Your task:
Write out all of the entries exactly as given.

====

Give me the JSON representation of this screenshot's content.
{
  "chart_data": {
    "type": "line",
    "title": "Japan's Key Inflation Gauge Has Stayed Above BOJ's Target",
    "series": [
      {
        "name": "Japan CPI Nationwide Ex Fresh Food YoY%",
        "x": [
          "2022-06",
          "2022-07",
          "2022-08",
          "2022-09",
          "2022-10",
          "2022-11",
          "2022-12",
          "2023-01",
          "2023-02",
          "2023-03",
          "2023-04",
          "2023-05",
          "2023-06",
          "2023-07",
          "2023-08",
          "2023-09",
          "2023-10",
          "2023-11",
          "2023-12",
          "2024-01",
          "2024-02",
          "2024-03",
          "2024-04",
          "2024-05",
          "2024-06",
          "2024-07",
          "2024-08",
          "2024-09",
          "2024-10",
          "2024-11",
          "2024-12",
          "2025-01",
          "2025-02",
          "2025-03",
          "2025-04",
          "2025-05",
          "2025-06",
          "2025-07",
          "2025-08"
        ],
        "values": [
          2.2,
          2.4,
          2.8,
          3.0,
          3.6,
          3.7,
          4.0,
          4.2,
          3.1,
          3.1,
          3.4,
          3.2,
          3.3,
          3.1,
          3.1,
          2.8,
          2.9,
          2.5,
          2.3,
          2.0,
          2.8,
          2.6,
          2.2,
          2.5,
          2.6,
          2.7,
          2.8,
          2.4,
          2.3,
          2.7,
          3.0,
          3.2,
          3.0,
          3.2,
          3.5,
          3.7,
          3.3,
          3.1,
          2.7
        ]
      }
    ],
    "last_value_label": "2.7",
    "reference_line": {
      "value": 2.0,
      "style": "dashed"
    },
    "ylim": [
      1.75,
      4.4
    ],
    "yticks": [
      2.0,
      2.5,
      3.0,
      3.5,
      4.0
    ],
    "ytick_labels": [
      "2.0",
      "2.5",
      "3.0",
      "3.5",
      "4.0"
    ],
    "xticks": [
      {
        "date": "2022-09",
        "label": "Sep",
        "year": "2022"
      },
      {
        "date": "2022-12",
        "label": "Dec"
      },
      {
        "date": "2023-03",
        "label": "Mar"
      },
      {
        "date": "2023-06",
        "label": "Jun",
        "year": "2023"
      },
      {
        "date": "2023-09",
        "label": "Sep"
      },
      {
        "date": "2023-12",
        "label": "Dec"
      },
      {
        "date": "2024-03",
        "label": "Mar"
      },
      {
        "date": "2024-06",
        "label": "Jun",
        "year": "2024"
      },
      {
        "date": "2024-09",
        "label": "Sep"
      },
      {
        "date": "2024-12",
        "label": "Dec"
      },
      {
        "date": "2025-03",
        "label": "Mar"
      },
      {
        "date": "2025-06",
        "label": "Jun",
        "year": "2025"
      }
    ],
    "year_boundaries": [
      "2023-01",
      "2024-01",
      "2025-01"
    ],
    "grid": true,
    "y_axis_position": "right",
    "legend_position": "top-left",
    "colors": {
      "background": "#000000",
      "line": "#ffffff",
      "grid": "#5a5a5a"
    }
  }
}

====

Solution:
Give me the JSON representation of this screenshot's content.
{
  "chart_data": {
    "type": "line",
    "title": "Japan's Key Inflation Gauge Has Stayed Above BOJ's Target",
    "series": [
      {
        "name": "Japan CPI Nationwide Ex Fresh Food YoY%",
        "x": [
          "2022-06",
          "2022-07",
          "2022-08",
          "2022-09",
          "2022-10",
          "2022-11",
          "2022-12",
          "2023-01",
          "2023-02",
          "2023-03",
          "2023-04",
          "2023-05",
          "2023-06",
          "2023-07",
          "2023-08",
          "2023-09",
          "2023-10",
          "2023-11",
          "2023-12",
          "2024-01",
          "2024-02",
          "2024-03",
          "2024-04",
          "2024-05",
          "2024-06",
          "2024-07",
          "2024-08",
          "2024-09",
          "2024-10",
          "2024-11",
          "2024-12",
          "2025-01",
          "2025-02",
          "2025-03",
          "2025-04",
          "2025-05",
          "2025-06",
          "2025-07",
          "2025-08"
        ],
        "values": [
          2.2,
          2.4,
          2.8,
          3.0,
          3.6,
          3.7,
          4.0,
          4.2,
          3.1,
          3.1,
          3.4,
          3.2,
          3.3,
          3.1,
          3.1,
          2.8,
          2.9,
          2.5,
          2.3,
          2.0,
          2.8,
          2.6,
          2.2,
          2.5,
          2.6,
          2.7,
          2.8,
          2.4,
          2.3,
          2.7,
          3.0,
          3.2,
          3.0,
          3.2,
          3.5,
          3.7,
          3.3,
          3.1,
          2.7
        ]
      }
    ],
    "last_value_label": "2.7",
    "reference_line": {
      "value": 2.0,
      "style": "dashed"
    },
    "ylim": [
      1.75,
      4.4
    ],
    "yticks": [
      2.0,
      2.5,
      3.0,
      3.5,
      4.0
    ],
    "ytick_labels": [
      "2.0",
      "2.5",
      "3.0",
      "3.5",
      "4.0"
    ],
    "xticks": [
      {
        "date": "2022-09",
        "label": "Sep",
        "year": "2022"
      },
      {
        "date": "2022-12",
        "label": "Dec"
      },
      {
        "date": "2023-03",
        "label": "Mar"
      },
      {
        "date": "2023-06",
        "label": "Jun",
        "year": "2023"
      },
      {
        "date": "2023-09",
        "label": "Sep"
      },
      {
        "date": "2023-12",
        "label": "Dec"
      },
      {
        "date": "2024-03",
        "label": "Mar"
      },
      {
        "date": "2024-06",
        "label": "Jun",
        "year": "2024"
      },
      {
        "date": "2024-09",
        "label": "Sep"
      },
      {
        "date": "2024-12",
        "label": "Dec"
      },
      {
        "date": "2025-03",
        "label": "Mar"
      },
      {
        "date": "2025-06",
        "label": "Jun",
        "year": "2025"
      }
    ],
    "year_boundaries": [
      "2023-01",
      "2024-01",
      "2025-01"
    ],
    "grid": true,
    "y_axis_position": "right",
    "legend_position": "top-left",
    "colors": {
      "background": "#000000",
      "line": "#ffffff",
      "grid": "#5a5a5a"
    }
  }
}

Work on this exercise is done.